Exercise goal →
Pick out every line that holds the string "Ocean" and copy it.

Available data →

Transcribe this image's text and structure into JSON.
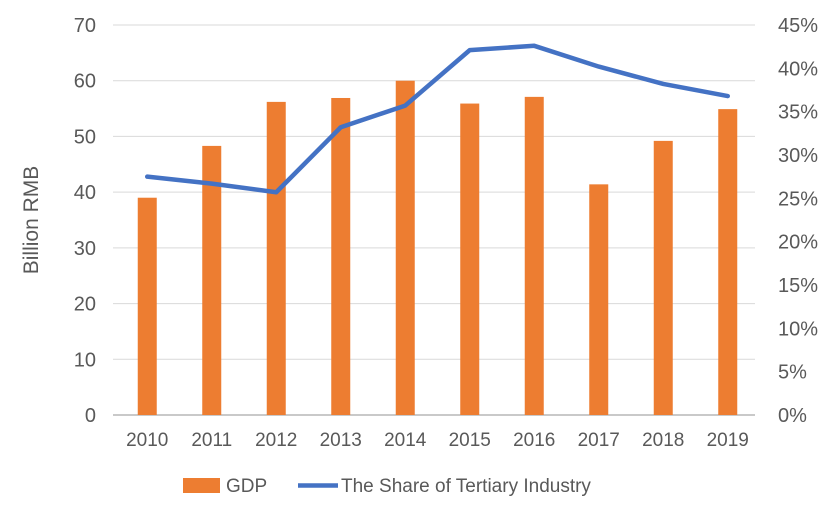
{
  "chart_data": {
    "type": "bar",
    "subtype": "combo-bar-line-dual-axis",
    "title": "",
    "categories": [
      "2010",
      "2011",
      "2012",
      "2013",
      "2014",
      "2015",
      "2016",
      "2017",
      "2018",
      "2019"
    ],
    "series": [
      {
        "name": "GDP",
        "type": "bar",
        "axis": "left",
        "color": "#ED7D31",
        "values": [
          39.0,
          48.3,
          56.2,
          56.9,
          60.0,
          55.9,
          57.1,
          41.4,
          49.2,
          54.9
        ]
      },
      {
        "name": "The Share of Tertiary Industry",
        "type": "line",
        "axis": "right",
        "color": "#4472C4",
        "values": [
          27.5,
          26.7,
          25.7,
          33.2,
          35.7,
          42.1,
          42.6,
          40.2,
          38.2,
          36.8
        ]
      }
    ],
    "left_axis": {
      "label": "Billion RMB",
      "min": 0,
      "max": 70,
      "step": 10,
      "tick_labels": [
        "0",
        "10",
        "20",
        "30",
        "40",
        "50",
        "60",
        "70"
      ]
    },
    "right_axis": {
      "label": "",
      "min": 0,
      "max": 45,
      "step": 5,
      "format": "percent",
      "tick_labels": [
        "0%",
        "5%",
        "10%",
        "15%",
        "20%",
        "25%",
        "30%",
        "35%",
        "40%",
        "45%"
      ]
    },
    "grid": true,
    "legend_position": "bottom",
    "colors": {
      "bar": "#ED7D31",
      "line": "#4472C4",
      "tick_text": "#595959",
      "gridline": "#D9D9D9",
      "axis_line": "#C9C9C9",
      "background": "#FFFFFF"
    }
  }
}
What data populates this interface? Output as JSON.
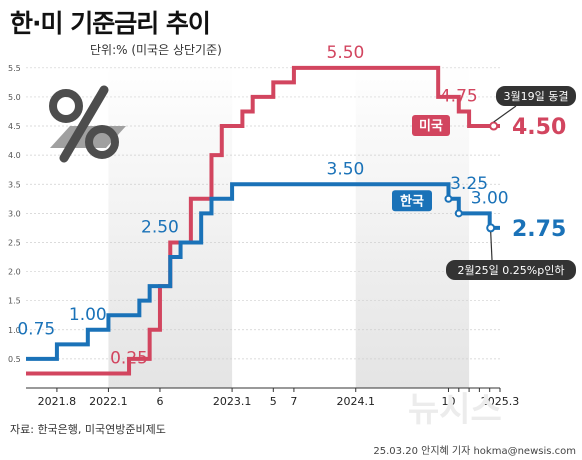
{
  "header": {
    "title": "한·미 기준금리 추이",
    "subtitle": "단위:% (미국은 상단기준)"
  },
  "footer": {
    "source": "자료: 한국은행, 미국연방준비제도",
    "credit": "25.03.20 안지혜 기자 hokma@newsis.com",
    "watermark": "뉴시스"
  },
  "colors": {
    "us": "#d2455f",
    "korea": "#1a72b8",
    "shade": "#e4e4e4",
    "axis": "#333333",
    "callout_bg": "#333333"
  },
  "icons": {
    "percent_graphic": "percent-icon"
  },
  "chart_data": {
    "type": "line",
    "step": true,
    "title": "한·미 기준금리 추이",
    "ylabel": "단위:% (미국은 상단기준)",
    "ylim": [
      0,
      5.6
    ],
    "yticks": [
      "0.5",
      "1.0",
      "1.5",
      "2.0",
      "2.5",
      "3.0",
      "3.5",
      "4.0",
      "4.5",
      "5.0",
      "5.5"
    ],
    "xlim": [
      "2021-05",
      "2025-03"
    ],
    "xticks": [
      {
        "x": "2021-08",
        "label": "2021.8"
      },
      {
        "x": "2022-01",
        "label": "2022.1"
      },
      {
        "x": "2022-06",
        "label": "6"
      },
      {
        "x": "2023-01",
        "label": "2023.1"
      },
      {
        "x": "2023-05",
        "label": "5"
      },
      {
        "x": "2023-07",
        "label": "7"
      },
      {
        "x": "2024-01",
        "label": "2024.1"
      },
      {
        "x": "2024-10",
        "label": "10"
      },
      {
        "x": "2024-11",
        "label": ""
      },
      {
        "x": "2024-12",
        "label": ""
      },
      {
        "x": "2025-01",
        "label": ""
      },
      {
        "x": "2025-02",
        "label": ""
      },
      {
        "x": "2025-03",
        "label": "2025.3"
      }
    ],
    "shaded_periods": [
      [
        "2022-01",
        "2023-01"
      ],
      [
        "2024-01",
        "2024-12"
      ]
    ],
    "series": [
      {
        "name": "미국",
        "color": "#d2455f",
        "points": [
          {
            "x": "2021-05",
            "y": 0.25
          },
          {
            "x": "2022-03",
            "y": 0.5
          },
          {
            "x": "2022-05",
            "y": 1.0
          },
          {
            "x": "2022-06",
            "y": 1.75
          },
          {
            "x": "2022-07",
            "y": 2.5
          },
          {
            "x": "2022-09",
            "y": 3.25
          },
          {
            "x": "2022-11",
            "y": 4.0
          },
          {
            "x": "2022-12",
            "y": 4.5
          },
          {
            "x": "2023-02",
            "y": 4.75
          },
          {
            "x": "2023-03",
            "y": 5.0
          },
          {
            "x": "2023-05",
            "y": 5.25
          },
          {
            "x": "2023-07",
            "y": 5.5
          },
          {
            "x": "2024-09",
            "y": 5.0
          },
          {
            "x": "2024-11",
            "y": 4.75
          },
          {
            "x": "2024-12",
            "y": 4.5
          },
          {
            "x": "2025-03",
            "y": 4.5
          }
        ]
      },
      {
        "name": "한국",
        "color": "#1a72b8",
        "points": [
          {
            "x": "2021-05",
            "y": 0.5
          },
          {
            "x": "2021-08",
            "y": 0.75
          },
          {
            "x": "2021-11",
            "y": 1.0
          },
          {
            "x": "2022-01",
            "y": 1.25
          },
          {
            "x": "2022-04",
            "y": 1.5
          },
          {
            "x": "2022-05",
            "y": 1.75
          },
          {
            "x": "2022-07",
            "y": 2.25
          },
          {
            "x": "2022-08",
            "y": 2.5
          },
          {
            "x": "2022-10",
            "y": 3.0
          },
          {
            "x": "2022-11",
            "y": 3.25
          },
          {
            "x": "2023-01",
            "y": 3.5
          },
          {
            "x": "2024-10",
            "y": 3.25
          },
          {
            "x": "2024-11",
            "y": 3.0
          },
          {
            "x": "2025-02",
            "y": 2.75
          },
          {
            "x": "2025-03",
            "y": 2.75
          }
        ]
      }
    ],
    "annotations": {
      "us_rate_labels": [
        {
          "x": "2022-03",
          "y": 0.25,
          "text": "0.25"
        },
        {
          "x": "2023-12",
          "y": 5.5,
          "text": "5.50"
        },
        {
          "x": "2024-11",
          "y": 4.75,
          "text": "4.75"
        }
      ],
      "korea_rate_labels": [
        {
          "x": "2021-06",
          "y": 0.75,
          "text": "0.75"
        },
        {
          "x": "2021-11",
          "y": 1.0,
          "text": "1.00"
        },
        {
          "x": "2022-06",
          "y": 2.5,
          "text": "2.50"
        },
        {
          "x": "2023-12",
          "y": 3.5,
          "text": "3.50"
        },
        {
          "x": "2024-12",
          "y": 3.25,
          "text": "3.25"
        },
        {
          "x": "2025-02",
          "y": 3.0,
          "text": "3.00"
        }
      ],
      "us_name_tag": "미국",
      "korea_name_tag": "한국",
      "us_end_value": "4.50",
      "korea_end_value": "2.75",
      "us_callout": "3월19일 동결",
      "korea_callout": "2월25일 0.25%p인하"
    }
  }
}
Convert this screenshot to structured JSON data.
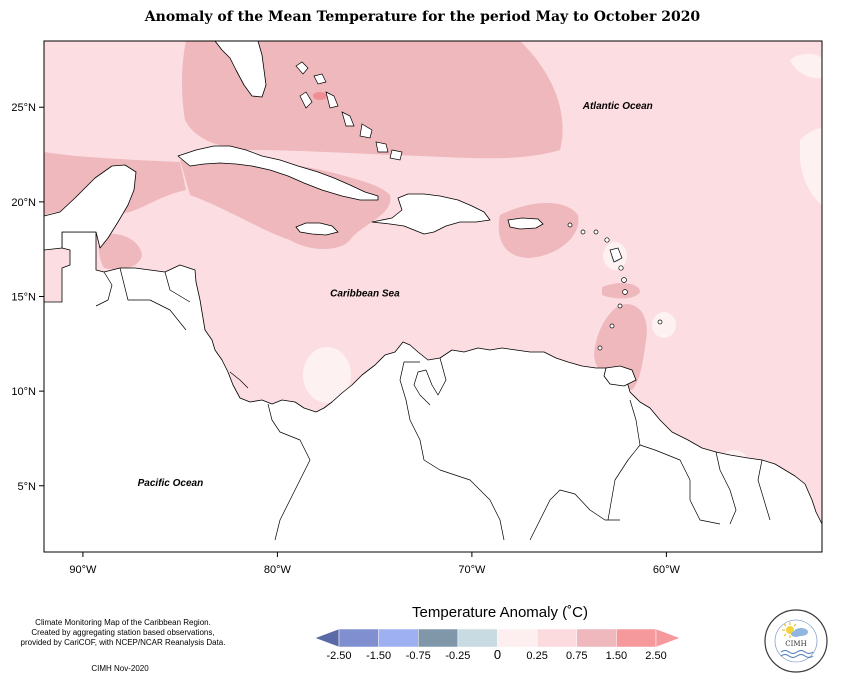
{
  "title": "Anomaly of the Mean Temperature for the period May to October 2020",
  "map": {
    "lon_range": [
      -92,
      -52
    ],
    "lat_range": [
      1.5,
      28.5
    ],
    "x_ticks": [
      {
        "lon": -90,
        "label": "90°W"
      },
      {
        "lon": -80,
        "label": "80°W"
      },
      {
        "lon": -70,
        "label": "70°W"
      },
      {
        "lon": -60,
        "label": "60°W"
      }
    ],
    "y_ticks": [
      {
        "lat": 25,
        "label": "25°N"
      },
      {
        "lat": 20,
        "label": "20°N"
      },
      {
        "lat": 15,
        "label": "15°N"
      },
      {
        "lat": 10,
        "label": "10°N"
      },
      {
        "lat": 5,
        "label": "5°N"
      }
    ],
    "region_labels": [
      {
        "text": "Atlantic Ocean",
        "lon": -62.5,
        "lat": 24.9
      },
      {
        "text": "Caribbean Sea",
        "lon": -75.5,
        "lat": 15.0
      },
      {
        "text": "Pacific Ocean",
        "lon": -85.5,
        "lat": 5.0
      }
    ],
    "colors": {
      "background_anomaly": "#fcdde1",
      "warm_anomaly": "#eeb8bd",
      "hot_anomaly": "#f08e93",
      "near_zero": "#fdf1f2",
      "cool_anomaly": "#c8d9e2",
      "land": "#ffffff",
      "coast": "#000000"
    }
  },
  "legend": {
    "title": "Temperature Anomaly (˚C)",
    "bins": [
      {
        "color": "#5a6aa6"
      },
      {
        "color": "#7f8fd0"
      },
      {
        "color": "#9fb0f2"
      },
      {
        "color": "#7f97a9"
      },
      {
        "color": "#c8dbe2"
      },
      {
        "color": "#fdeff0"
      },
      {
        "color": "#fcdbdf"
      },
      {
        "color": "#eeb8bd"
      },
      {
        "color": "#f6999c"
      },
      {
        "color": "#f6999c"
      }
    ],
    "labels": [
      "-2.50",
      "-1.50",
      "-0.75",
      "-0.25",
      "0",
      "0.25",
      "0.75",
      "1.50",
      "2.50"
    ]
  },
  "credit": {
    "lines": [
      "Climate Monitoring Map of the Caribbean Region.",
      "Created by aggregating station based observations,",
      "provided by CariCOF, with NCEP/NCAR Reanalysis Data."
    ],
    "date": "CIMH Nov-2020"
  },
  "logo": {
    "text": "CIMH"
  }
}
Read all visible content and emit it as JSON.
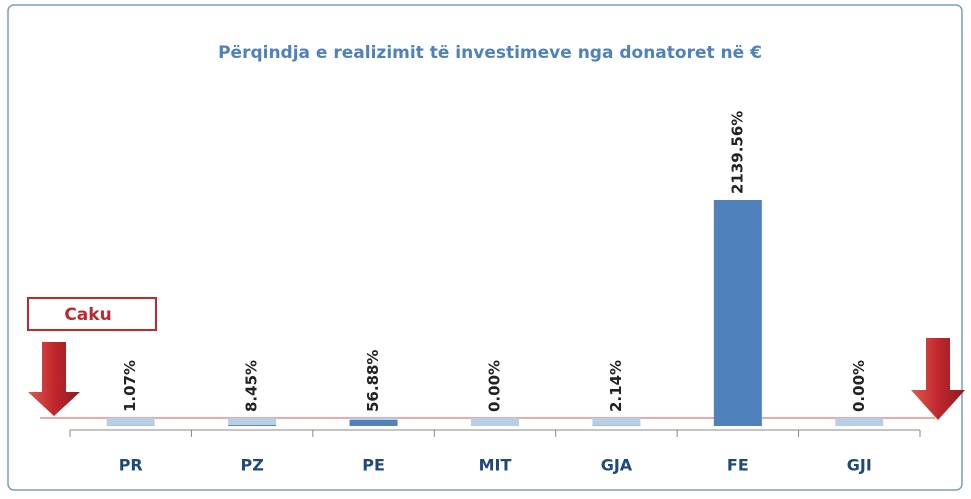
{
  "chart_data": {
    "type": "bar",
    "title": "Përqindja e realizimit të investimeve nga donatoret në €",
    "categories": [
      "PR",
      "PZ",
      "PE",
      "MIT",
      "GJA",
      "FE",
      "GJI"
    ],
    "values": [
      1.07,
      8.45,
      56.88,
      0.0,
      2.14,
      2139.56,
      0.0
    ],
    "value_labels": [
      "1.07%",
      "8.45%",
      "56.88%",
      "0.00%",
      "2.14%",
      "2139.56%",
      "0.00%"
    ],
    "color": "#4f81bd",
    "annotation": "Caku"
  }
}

Response to the exercise →
        "text": "Atlantic Ocean",
        "text": "Pacific Ocean",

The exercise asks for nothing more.